**GIVEN INSTRUCTION**
Print out the material that follows word for word.

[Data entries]
-- START --

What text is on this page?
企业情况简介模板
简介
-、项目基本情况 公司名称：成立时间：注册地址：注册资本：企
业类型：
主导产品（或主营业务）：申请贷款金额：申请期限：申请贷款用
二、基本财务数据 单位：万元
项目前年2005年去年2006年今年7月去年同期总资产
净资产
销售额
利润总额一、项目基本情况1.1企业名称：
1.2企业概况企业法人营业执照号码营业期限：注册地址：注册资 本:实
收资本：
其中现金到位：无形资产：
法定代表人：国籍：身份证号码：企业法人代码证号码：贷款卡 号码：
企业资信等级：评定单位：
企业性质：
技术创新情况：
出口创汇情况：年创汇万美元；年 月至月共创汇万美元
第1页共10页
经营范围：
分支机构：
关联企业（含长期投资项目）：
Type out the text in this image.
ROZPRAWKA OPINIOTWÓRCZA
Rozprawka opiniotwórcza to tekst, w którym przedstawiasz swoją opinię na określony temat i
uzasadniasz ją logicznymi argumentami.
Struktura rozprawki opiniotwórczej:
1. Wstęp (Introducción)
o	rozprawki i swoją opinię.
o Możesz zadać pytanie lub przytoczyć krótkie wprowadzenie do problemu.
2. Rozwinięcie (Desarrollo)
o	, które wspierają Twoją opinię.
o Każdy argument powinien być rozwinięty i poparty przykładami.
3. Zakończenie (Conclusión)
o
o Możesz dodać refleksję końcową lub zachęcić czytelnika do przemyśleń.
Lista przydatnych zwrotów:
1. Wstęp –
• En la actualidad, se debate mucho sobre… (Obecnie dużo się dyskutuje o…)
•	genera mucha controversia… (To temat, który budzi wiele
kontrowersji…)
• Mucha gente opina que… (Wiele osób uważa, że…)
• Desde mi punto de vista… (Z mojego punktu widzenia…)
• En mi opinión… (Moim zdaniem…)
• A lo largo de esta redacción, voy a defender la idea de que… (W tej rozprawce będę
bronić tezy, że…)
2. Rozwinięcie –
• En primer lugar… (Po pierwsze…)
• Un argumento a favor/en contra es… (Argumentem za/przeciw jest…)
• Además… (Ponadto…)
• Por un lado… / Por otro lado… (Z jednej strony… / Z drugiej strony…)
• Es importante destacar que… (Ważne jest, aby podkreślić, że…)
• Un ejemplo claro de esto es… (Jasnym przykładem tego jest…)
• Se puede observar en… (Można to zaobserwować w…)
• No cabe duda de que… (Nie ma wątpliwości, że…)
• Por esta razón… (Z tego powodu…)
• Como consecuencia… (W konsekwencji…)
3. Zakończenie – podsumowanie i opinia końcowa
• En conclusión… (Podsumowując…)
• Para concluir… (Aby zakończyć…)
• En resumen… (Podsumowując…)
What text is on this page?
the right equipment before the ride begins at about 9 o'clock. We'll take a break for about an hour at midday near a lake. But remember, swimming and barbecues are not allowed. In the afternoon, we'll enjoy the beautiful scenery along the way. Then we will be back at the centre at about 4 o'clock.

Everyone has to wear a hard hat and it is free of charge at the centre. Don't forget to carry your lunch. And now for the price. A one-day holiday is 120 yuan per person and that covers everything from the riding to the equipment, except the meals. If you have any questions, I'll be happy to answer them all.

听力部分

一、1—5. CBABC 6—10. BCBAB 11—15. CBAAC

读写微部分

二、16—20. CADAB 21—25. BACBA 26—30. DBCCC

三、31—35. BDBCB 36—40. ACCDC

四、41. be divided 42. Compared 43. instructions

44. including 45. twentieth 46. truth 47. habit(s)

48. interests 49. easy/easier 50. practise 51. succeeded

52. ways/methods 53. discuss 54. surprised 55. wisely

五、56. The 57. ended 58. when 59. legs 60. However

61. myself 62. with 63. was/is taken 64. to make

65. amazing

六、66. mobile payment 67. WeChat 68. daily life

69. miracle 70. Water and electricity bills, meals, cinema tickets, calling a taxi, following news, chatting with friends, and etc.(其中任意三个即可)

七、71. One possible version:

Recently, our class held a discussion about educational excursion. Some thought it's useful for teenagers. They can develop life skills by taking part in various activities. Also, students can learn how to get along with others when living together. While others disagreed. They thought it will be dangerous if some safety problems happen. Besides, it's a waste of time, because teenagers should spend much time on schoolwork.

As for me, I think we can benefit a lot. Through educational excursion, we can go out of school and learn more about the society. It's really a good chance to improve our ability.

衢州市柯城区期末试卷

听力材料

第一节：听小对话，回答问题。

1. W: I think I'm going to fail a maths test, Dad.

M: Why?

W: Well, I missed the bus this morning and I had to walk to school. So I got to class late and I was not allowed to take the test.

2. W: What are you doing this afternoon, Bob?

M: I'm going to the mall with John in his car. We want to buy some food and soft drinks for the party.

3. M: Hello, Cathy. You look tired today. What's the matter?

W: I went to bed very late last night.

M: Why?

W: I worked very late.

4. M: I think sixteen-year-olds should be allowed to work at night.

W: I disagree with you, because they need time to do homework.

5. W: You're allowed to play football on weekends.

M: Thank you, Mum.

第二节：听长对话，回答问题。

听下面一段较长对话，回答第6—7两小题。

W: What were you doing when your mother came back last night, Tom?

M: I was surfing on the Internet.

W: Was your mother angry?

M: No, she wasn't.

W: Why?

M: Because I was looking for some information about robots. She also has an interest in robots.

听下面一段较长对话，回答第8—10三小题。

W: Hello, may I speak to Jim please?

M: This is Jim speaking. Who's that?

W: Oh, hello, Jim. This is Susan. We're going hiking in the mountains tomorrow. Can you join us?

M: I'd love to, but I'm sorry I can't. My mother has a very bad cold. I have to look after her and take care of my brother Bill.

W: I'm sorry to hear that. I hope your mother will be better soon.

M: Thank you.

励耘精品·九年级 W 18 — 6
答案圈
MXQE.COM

-- END --

**SOLUTION FOR THIS PROBLEM**
What text is on this page?
企业情况简介模板
简介
-、项目基本情况 公司名称：成立时间：注册地址：注册资本：企
业类型：
主导产品（或主营业务）：申请贷款金额：申请期限：申请贷款用
二、基本财务数据 单位：万元
项目前年2005年去年2006年今年7月去年同期总资产
净资产
销售额
利润总额一、项目基本情况1.1企业名称：
1.2企业概况企业法人营业执照号码营业期限：注册地址：注册资 本:实
收资本：
其中现金到位：无形资产：
法定代表人：国籍：身份证号码：企业法人代码证号码：贷款卡 号码：
企业资信等级：评定单位：
企业性质：
技术创新情况：
出口创汇情况：年创汇万美元；年 月至月共创汇万美元
第1页共10页
经营范围：
分支机构：
关联企业（含长期投资项目）：
Type out the text in this image.
ROZPRAWKA OPINIOTWÓRCZA
Rozprawka opiniotwórcza to tekst, w którym przedstawiasz swoją opinię na określony temat i
uzasadniasz ją logicznymi argumentami.
Struktura rozprawki opiniotwórczej:
1. Wstęp (Introducción)
o	rozprawki i swoją opinię.
o Możesz zadać pytanie lub przytoczyć krótkie wprowadzenie do problemu.
2. Rozwinięcie (Desarrollo)
o	, które wspierają Twoją opinię.
o Każdy argument powinien być rozwinięty i poparty przykładami.
3. Zakończenie (Conclusión)
o
o Możesz dodać refleksję końcową lub zachęcić czytelnika do przemyśleń.
Lista przydatnych zwrotów:
1. Wstęp –
• En la actualidad, se debate mucho sobre… (Obecnie dużo się dyskutuje o…)
•	genera mucha controversia… (To temat, który budzi wiele
kontrowersji…)
• Mucha gente opina que… (Wiele osób uważa, że…)
• Desde mi punto de vista… (Z mojego punktu widzenia…)
• En mi opinión… (Moim zdaniem…)
• A lo largo de esta redacción, voy a defender la idea de que… (W tej rozprawce będę
bronić tezy, że…)
2. Rozwinięcie –
• En primer lugar… (Po pierwsze…)
• Un argumento a favor/en contra es… (Argumentem za/przeciw jest…)
• Además… (Ponadto…)
• Por un lado… / Por otro lado… (Z jednej strony… / Z drugiej strony…)
• Es importante destacar que… (Ważne jest, aby podkreślić, że…)
• Un ejemplo claro de esto es… (Jasnym przykładem tego jest…)
• Se puede observar en… (Można to zaobserwować w…)
• No cabe duda de que… (Nie ma wątpliwości, że…)
• Por esta razón… (Z tego powodu…)
• Como consecuencia… (W konsekwencji…)
3. Zakończenie – podsumowanie i opinia końcowa
• En conclusión… (Podsumowując…)
• Para concluir… (Aby zakończyć…)
• En resumen… (Podsumowując…)
What text is on this page?
the right equipment before the ride begins at about 9 o'clock. We'll take a break for about an hour at midday near a lake. But remember, swimming and barbecues are not allowed. In the afternoon, we'll enjoy the beautiful scenery along the way. Then we will be back at the centre at about 4 o'clock.

Everyone has to wear a hard hat and it is free of charge at the centre. Don't forget to carry your lunch. And now for the price. A one-day holiday is 120 yuan per person and that covers everything from the riding to the equipment, except the meals. If you have any questions, I'll be happy to answer them all.

听力部分

一、1—5. CBABC 6—10. BCBAB 11—15. CBAAC

读写微部分

二、16—20. CADAB 21—25. BACBA 26—30. DBCCC

三、31—35. BDBCB 36—40. ACCDC

四、41. be divided 42. Compared 43. instructions

44. including 45. twentieth 46. truth 47. habit(s)

48. interests 49. easy/easier 50. practise 51. succeeded

52. ways/methods 53. discuss 54. surprised 55. wisely

五、56. The 57. ended 58. when 59. legs 60. However

61. myself 62. with 63. was/is taken 64. to make

65. amazing

六、66. mobile payment 67. WeChat 68. daily life

69. miracle 70. Water and electricity bills, meals, cinema tickets, calling a taxi, following news, chatting with friends, and etc.(其中任意三个即可)

七、71. One possible version:

Recently, our class held a discussion about educational excursion. Some thought it's useful for teenagers. They can develop life skills by taking part in various activities. Also, students can learn how to get along with others when living together. While others disagreed. They thought it will be dangerous if some safety problems happen. Besides, it's a waste of time, because teenagers should spend much time on schoolwork.

As for me, I think we can benefit a lot. Through educational excursion, we can go out of school and learn more about the society. It's really a good chance to improve our ability.

衢州市柯城区期末试卷

听力材料

第一节：听小对话，回答问题。

1. W: I think I'm going to fail a maths test, Dad.

M: Why?

W: Well, I missed the bus this morning and I had to walk to school. So I got to class late and I was not allowed to take the test.

2. W: What are you doing this afternoon, Bob?

M: I'm going to the mall with John in his car. We want to buy some food and soft drinks for the party.

3. M: Hello, Cathy. You look tired today. What's the matter?

W: I went to bed very late last night.

M: Why?

W: I worked very late.

4. M: I think sixteen-year-olds should be allowed to work at night.

W: I disagree with you, because they need time to do homework.

5. W: You're allowed to play football on weekends.

M: Thank you, Mum.

第二节：听长对话，回答问题。

听下面一段较长对话，回答第6—7两小题。

W: What were you doing when your mother came back last night, Tom?

M: I was surfing on the Internet.

W: Was your mother angry?

M: No, she wasn't.

W: Why?

M: Because I was looking for some information about robots. She also has an interest in robots.

听下面一段较长对话，回答第8—10三小题。

W: Hello, may I speak to Jim please?

M: This is Jim speaking. Who's that?

W: Oh, hello, Jim. This is Susan. We're going hiking in the mountains tomorrow. Can you join us?

M: I'd love to, but I'm sorry I can't. My mother has a very bad cold. I have to look after her and take care of my brother Bill.

W: I'm sorry to hear that. I hope your mother will be better soon.

M: Thank you.

励耘精品·九年级 W 18 — 6
答案圈
MXQE.COM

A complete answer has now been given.